EXERCISE INSTRUCTIONS — In the material below, copy word for word the lines from the one containing "x-tick-label: 0.1 (287, 924, 322, 949)" through the one containing "chart-title: Average Sensitivity", including both of those lines.

[Dataset records]
· · · ·
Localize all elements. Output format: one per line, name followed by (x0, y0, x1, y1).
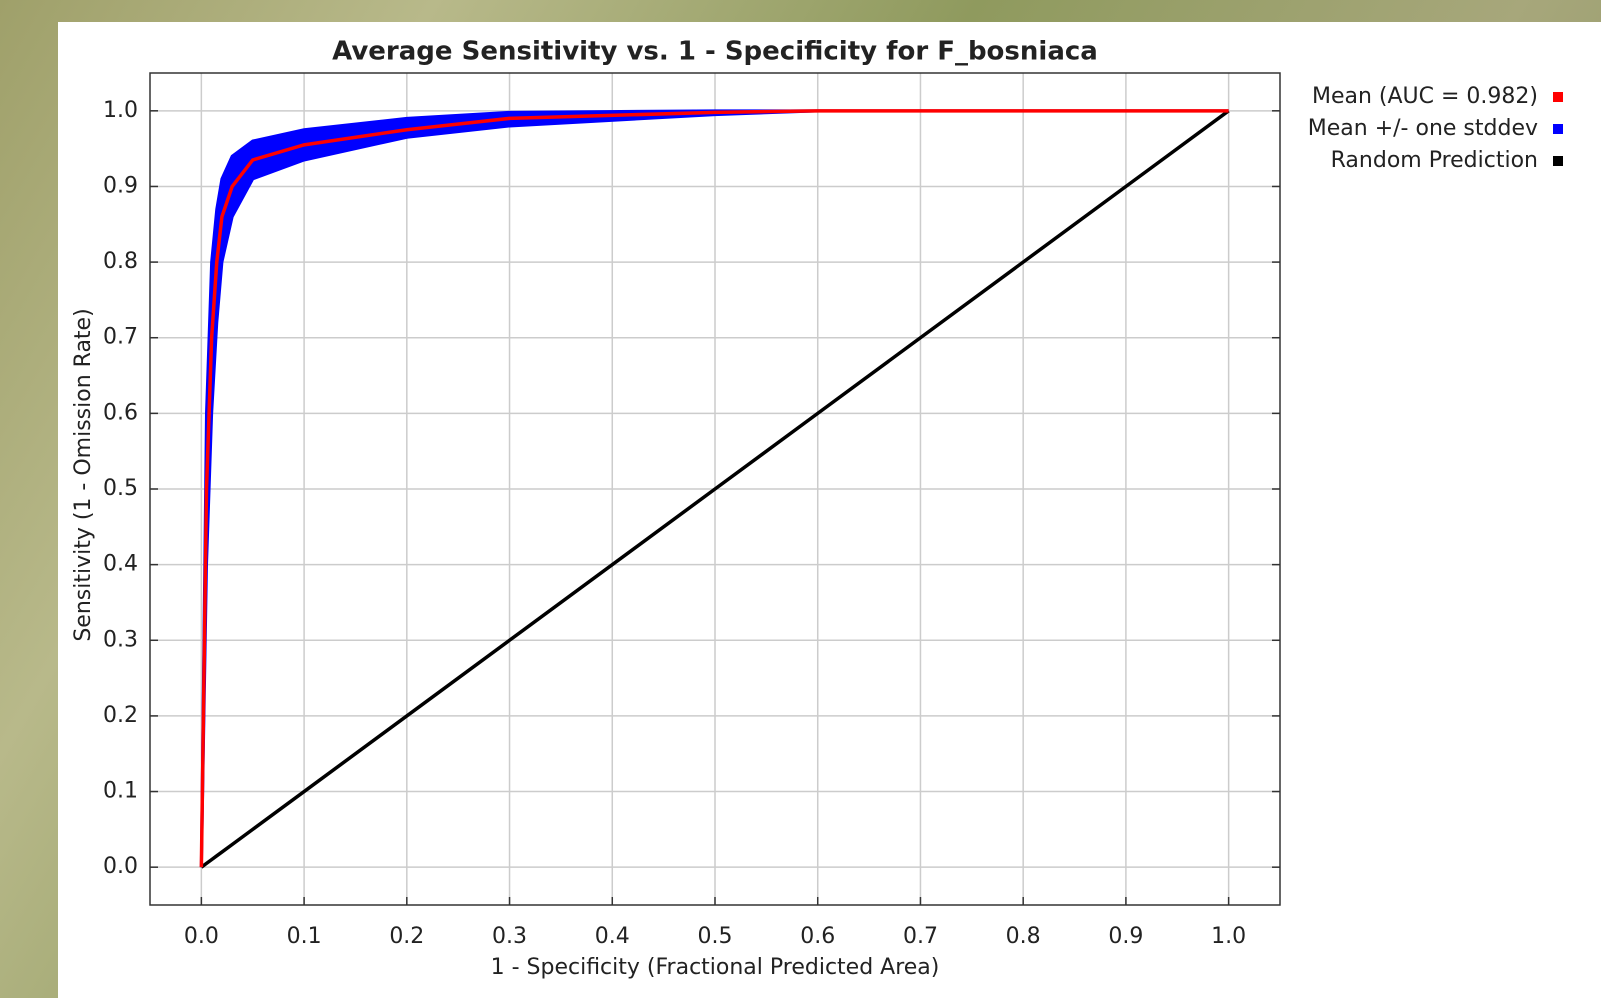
x-tick-label: 0.1 (287, 924, 322, 949)
y-tick-label: 0.3 (103, 627, 138, 652)
y-tick-label: 0.6 (103, 400, 138, 425)
y-tick-label: 0.2 (103, 703, 138, 728)
x-axis-label: 1 - Specificity (Fractional Predicted Ar… (491, 955, 940, 980)
legend-swatch (1553, 156, 1563, 166)
x-tick-label: 0.3 (492, 924, 527, 949)
series-line (199, 109, 1229, 868)
series-line (200, 109, 1230, 869)
y-tick-label: 0.0 (103, 854, 138, 879)
stddev-band (199, 109, 1229, 868)
y-tick-label: 0.8 (103, 249, 138, 274)
y-tick-label: 0.9 (103, 173, 138, 198)
chart-title: Average Sensitivity vs. 1 - Specificity … (332, 37, 1098, 67)
legend-swatch (1553, 124, 1563, 134)
x-tick-label: 0.0 (184, 924, 219, 949)
legend-label: Mean (AUC = 0.982) (1312, 84, 1538, 109)
legend-label: Mean +/- one stddev (1308, 116, 1538, 141)
y-tick-label: 0.7 (103, 325, 138, 350)
x-tick-label: 0.6 (800, 924, 835, 949)
x-tick-label: 0.7 (903, 924, 938, 949)
x-tick-label: 1.0 (1211, 924, 1246, 949)
y-tick-label: 0.5 (103, 476, 138, 501)
x-tick-label: 0.9 (1108, 924, 1143, 949)
y-tick-label: 0.1 (103, 779, 138, 804)
y-axis-label: Sensitivity (1 - Omission Rate) (71, 308, 96, 641)
legend-swatch (1553, 92, 1563, 102)
plot-frame (149, 72, 1281, 906)
x-tick-label: 0.5 (698, 924, 733, 949)
chart-panel (58, 22, 1601, 998)
y-tick-label: 0.4 (103, 552, 138, 577)
x-tick-label: 0.4 (595, 924, 630, 949)
y-tick-label: 1.0 (103, 98, 138, 123)
legend-label: Random Prediction (1331, 148, 1538, 173)
x-tick-label: 0.2 (389, 924, 424, 949)
x-tick-label: 0.8 (1006, 924, 1041, 949)
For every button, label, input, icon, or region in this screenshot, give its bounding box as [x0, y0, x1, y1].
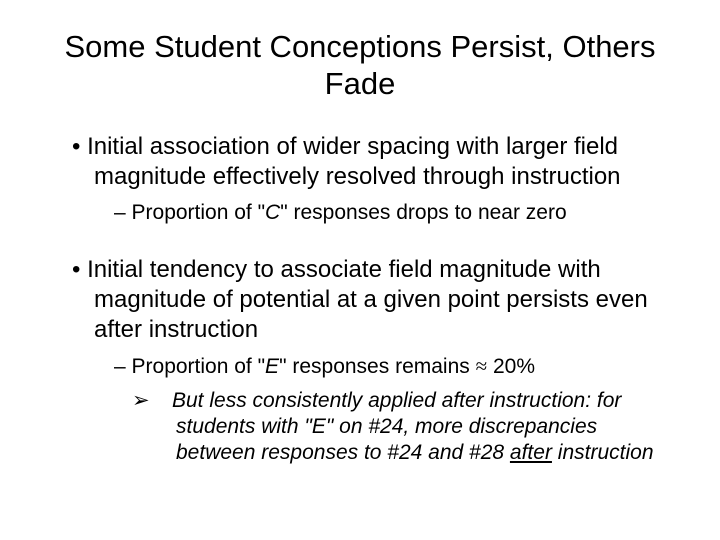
bullet-1-sub-1-pre: Proportion of " [132, 201, 266, 224]
bullet-2-sub-2-post: instruction [552, 441, 654, 464]
bullet-1-sub-1-post: " responses drops to near zero [280, 201, 566, 224]
bullet-1: Initial association of wider spacing wit… [50, 132, 670, 192]
slide-container: Some Student Conceptions Persist, Others… [0, 0, 720, 540]
spacer [50, 235, 670, 255]
bullet-2: Initial tendency to associate field magn… [50, 255, 670, 345]
bullet-1-text: Initial association of wider spacing wit… [87, 133, 620, 190]
bullet-2-text: Initial tendency to associate field magn… [87, 256, 648, 343]
bullet-2-sub-2: ➢But less consistently applied after ins… [50, 388, 670, 467]
bullet-2-sub-1-post: " responses remains [279, 355, 476, 378]
bullet-2-sub-1-italic: E [265, 355, 279, 378]
bullet-1-sub-1-italic: C [265, 201, 280, 224]
bullet-2-sub-1-tail: 20% [487, 355, 535, 378]
bullet-2-sub-1: Proportion of "E" responses remains ≈ 20… [50, 353, 670, 380]
bullet-2-sub-2-underline: after [510, 441, 552, 464]
approx-symbol: ≈ [476, 354, 488, 378]
bullet-2-sub-1-pre: Proportion of " [132, 355, 266, 378]
arrow-icon: ➢ [154, 388, 172, 414]
bullet-1-sub-1: Proportion of "C" responses drops to nea… [50, 200, 670, 226]
slide-title: Some Student Conceptions Persist, Others… [50, 28, 670, 102]
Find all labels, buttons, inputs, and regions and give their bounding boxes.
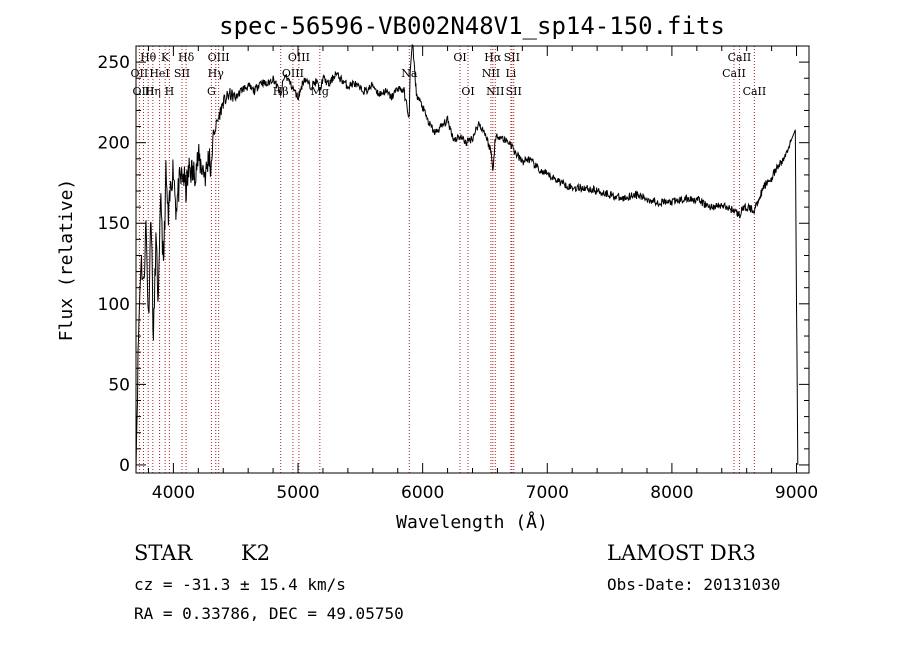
chart-title: spec-56596-VB002N48V1_sp14-150.fits: [219, 12, 725, 40]
y-tick-label: 50: [108, 375, 130, 395]
emission-line-label: Mg: [311, 85, 329, 98]
object-class: STAR: [134, 541, 193, 565]
emission-line-label: OI: [461, 85, 474, 98]
emission-line-label: CaII: [728, 51, 752, 64]
emission-line-label: Hγ: [208, 67, 225, 80]
x-tick-label: 7000: [526, 483, 569, 503]
emission-line-label: SII: [506, 85, 522, 98]
y-tick-label: 100: [98, 295, 130, 315]
x-tick-label: 9000: [775, 483, 818, 503]
plot-frame: [135, 45, 810, 474]
emission-line-label: OI: [453, 51, 466, 64]
emission-line-label: Hη: [145, 85, 161, 98]
emission-line-label: H: [165, 85, 175, 98]
emission-line-label: Hθ: [140, 51, 157, 64]
emission-line-label: NII: [482, 67, 500, 80]
y-tick-label: 200: [98, 134, 130, 154]
emission-line-label: CaII: [743, 85, 767, 98]
x-tick-label: 4000: [152, 483, 195, 503]
x-tick-label: 5000: [276, 483, 319, 503]
y-tick-label: 250: [98, 53, 130, 73]
y-tick-label: 0: [119, 456, 130, 476]
emission-line-label: CaII: [722, 67, 746, 80]
x-tick-label: 6000: [401, 483, 444, 503]
emission-line-label: SII: [174, 67, 190, 80]
emission-line-label: OIII: [288, 51, 310, 64]
emission-line-label: OIII: [208, 51, 230, 64]
redshift-readout: cz = -31.3 ± 15.4 km/s: [134, 575, 346, 594]
emission-line-label: NII: [486, 85, 504, 98]
x-tick-label: 8000: [650, 483, 693, 503]
emission-line-label: Na: [401, 67, 418, 80]
emission-line-label: Hα: [484, 51, 502, 64]
series-layer: [135, 44, 799, 474]
x-axis-title: Wavelength (Å): [396, 511, 548, 533]
obs-date: Obs-Date: 20131030: [607, 575, 780, 594]
spectrum-line: [135, 44, 799, 474]
axis-ticks: 4000 5000 6000 7000 8000 9000 0 50 100 150 200 250: [98, 46, 818, 503]
y-tick-label: 150: [98, 214, 130, 234]
emission-line-label: Li: [505, 67, 516, 80]
emission-line-label: Hδ: [178, 51, 195, 64]
coordinates-readout: RA = 0.33786, DEC = 49.05750: [134, 604, 404, 623]
emission-line-label: OIII: [282, 67, 304, 80]
y-axis-title: Flux (relative): [56, 179, 77, 342]
emission-line-label: G: [207, 85, 216, 98]
emission-line-label: HeI: [149, 67, 169, 80]
subclass: K2: [241, 541, 270, 565]
survey-name: LAMOST DR3: [607, 541, 756, 565]
emission-line-label: K: [161, 51, 170, 64]
emission-line-label: SII: [504, 51, 520, 64]
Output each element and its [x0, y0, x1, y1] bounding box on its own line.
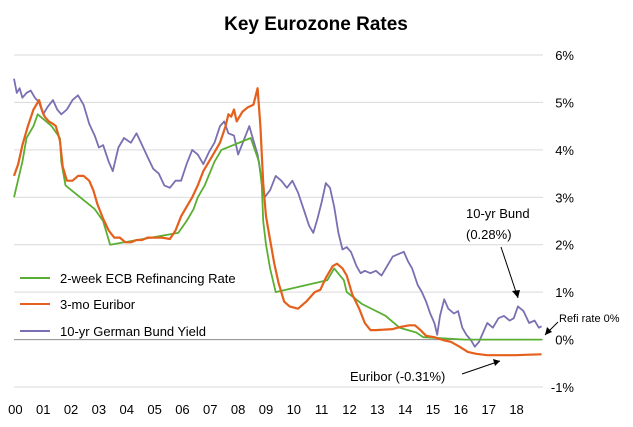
x-tick-label: 02 [64, 402, 78, 417]
x-tick-label: 07 [203, 402, 217, 417]
x-tick-label: 03 [92, 402, 106, 417]
y-tick-label: 0% [555, 333, 574, 348]
series-line-euribor [12, 87, 542, 357]
annotation-bund-label: 10-yr Bund [466, 206, 530, 221]
legend-item-refi-rate: 2-week ECB Refinancing Rate [20, 271, 236, 286]
y-tick-labels: -1% 0% 1% 2% 3% 4% 5% 6% [551, 48, 575, 395]
legend-item-euribor: 3-mo Euribor [20, 297, 136, 312]
y-tick-label: 3% [555, 190, 574, 205]
series-line-bund-yield [13, 78, 543, 348]
annotation-euribor-arrow [461, 360, 501, 375]
annotation-refi: Refi rate 0% [544, 313, 620, 336]
legend-label: 2-week ECB Refinancing Rate [60, 271, 236, 286]
x-tick-label: 01 [36, 402, 50, 417]
x-tick-label: 09 [259, 402, 273, 417]
annotation-bund-arrowhead [512, 290, 520, 298]
y-tick-label: 2% [555, 238, 574, 253]
x-tick-label: 11 [315, 402, 329, 417]
series-layer [12, 78, 543, 357]
y-tick-label: 4% [555, 143, 574, 158]
x-tick-label: 13 [370, 402, 384, 417]
x-tick-label: 15 [426, 402, 440, 417]
x-tick-label: 00 [8, 402, 22, 417]
x-tick-label: 05 [147, 402, 161, 417]
annotation-bund-arrow [500, 246, 519, 299]
legend-item-bund-yield: 10-yr German Bund Yield [20, 324, 206, 339]
x-tick-label: 16 [454, 402, 468, 417]
legend: 2-week ECB Refinancing Rate 3-mo Euribor 1… [20, 271, 236, 339]
x-tick-label: 17 [481, 402, 495, 417]
y-tick-label: -1% [551, 380, 575, 395]
x-tick-label: 06 [175, 402, 189, 417]
annotation-bund-value: (0.28%) [466, 227, 512, 242]
y-tick-label: 6% [555, 48, 574, 63]
legend-label: 3-mo Euribor [60, 297, 136, 312]
y-tick-label: 5% [555, 95, 574, 110]
annotation-refi-arrowhead [545, 327, 552, 335]
x-tick-label: 12 [342, 402, 356, 417]
x-tick-label: 14 [398, 402, 412, 417]
x-tick-labels: 00 01 02 03 04 05 06 07 08 09 10 11 12 13 14 15 16 17 18 [8, 402, 524, 417]
x-tick-label: 18 [509, 402, 523, 417]
annotation-refi-label: Refi rate 0% [559, 313, 620, 325]
annotation-euribor-arrowhead [493, 359, 500, 366]
x-tick-label: 08 [231, 402, 245, 417]
annotation-bund: 10-yr Bund (0.28%) [466, 206, 530, 299]
annotation-euribor-label: Euribor (-0.31%) [350, 369, 445, 384]
y-tick-label: 1% [555, 285, 574, 300]
legend-label: 10-yr German Bund Yield [60, 324, 206, 339]
x-tick-label: 10 [287, 402, 301, 417]
annotation-euribor: Euribor (-0.31%) [350, 359, 501, 384]
x-tick-label: 04 [120, 402, 134, 417]
annotations: 10-yr Bund (0.28%) Refi rate 0% Euribor (-0… [350, 206, 620, 384]
chart-title: Key Eurozone Rates [224, 14, 408, 35]
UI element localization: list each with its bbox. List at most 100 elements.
· · · ·
RESULT OF THE TASK —
x-tick-label: 0.1 (287, 924, 322, 949)
y-tick-label: 0.3 (103, 627, 138, 652)
y-tick-label: 0.6 (103, 400, 138, 425)
y-tick-label: 0.2 (103, 703, 138, 728)
x-axis-label: 1 - Specificity (Fractional Predicted Ar… (491, 955, 940, 980)
legend-swatch (1553, 156, 1563, 166)
x-tick-label: 0.3 (492, 924, 527, 949)
series-line (199, 109, 1229, 868)
series-line (200, 109, 1230, 869)
y-tick-label: 0.0 (103, 854, 138, 879)
stddev-band (199, 109, 1229, 868)
y-tick-label: 0.8 (103, 249, 138, 274)
y-tick-label: 0.9 (103, 173, 138, 198)
chart-title: Average Sensitivity vs. 1 - Specificity … (332, 37, 1098, 67)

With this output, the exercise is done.